WRITTEN TASK >> Take the line containing "Output a JSON" and every line after it to the end of the records, and copy them exactly, excluding pictures.

Dataset excerpt:
---------------
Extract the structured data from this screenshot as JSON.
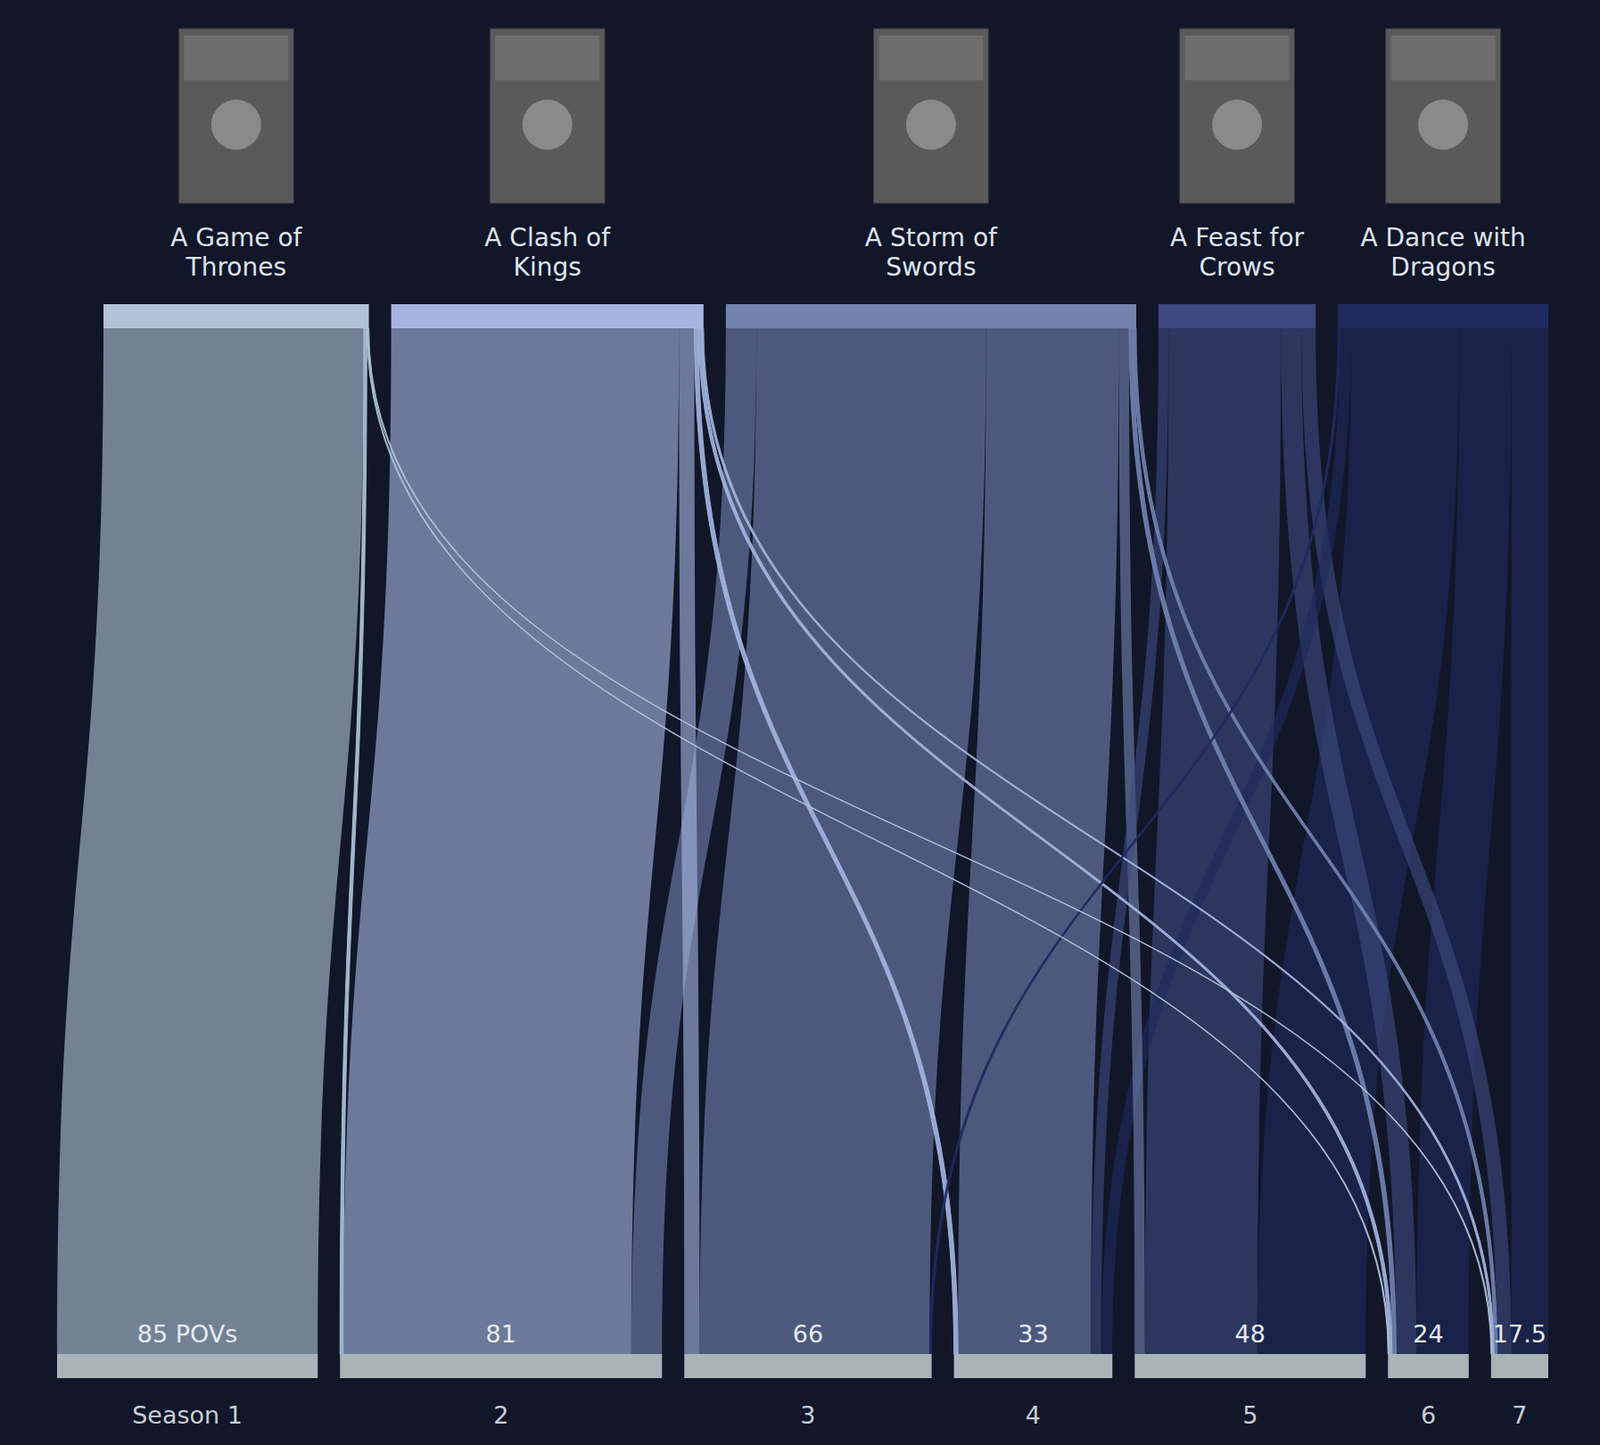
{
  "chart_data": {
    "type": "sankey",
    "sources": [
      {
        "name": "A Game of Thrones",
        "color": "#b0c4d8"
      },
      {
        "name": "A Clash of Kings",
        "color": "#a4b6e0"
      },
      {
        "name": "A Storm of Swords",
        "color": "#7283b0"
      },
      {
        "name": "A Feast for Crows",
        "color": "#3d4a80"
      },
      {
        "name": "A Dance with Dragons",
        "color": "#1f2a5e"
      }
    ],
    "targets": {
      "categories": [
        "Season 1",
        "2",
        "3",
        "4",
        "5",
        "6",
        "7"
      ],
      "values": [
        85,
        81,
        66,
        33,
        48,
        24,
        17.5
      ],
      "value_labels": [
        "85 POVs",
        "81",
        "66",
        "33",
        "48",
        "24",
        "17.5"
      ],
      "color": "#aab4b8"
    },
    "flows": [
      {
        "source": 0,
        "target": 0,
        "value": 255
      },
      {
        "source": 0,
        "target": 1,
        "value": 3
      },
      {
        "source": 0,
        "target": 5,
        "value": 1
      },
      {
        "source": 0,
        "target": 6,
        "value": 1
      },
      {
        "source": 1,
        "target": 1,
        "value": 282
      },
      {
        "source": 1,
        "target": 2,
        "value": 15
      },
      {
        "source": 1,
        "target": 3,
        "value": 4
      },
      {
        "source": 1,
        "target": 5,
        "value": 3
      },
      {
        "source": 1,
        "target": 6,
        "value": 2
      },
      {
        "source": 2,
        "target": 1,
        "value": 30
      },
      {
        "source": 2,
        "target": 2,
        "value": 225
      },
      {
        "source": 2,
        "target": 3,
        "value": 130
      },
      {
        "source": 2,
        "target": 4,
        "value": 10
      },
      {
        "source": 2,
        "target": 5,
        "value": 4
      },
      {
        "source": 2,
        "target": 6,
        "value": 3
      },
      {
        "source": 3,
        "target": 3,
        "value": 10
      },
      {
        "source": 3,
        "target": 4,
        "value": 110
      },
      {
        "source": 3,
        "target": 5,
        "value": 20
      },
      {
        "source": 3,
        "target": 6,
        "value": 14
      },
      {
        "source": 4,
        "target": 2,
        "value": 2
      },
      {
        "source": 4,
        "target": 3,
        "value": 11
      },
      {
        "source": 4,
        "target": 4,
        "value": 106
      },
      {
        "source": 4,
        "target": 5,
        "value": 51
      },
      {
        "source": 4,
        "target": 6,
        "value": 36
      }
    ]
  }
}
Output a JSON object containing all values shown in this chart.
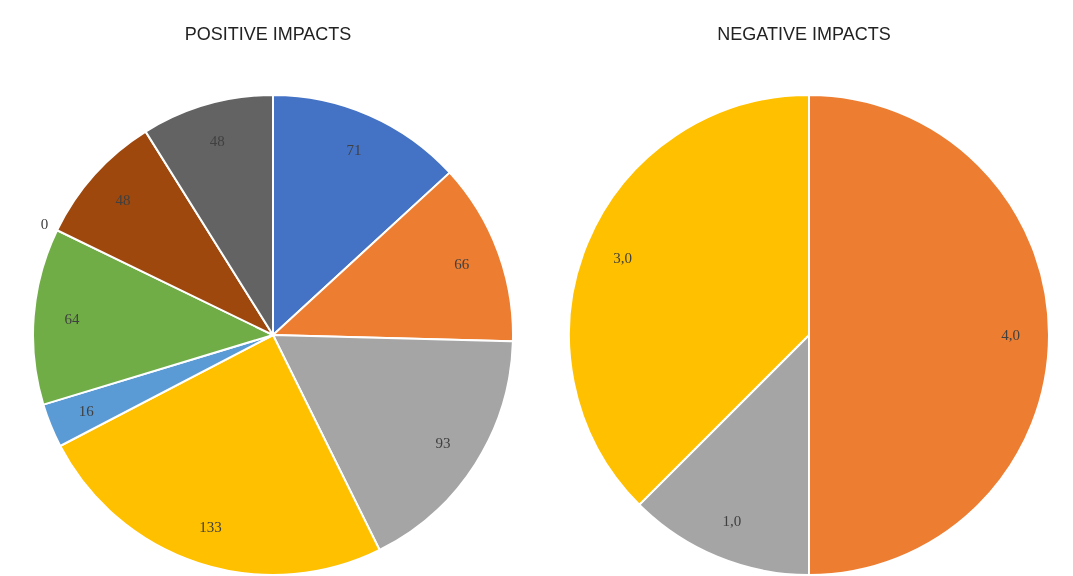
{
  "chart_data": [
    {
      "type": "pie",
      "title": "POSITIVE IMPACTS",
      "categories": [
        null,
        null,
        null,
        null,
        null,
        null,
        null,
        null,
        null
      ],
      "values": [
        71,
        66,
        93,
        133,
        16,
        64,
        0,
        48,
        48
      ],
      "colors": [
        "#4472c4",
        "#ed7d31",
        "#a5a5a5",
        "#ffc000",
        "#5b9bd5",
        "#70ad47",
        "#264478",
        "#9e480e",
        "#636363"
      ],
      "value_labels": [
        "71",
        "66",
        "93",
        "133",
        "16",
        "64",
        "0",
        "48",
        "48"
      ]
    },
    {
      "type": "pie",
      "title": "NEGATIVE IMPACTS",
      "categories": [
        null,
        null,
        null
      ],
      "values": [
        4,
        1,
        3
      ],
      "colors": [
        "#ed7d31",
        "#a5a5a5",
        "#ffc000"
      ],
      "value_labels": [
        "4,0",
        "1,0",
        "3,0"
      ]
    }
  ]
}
---------------
RESPONSE TO THIS EXERCISE >>
Output a JSON object containing all values shown in this chart.
{
  "chart_data": [
    {
      "type": "pie",
      "title": "POSITIVE IMPACTS",
      "categories": [
        null,
        null,
        null,
        null,
        null,
        null,
        null,
        null,
        null
      ],
      "values": [
        71,
        66,
        93,
        133,
        16,
        64,
        0,
        48,
        48
      ],
      "colors": [
        "#4472c4",
        "#ed7d31",
        "#a5a5a5",
        "#ffc000",
        "#5b9bd5",
        "#70ad47",
        "#264478",
        "#9e480e",
        "#636363"
      ],
      "value_labels": [
        "71",
        "66",
        "93",
        "133",
        "16",
        "64",
        "0",
        "48",
        "48"
      ]
    },
    {
      "type": "pie",
      "title": "NEGATIVE IMPACTS",
      "categories": [
        null,
        null,
        null
      ],
      "values": [
        4,
        1,
        3
      ],
      "colors": [
        "#ed7d31",
        "#a5a5a5",
        "#ffc000"
      ],
      "value_labels": [
        "4,0",
        "1,0",
        "3,0"
      ]
    }
  ]
}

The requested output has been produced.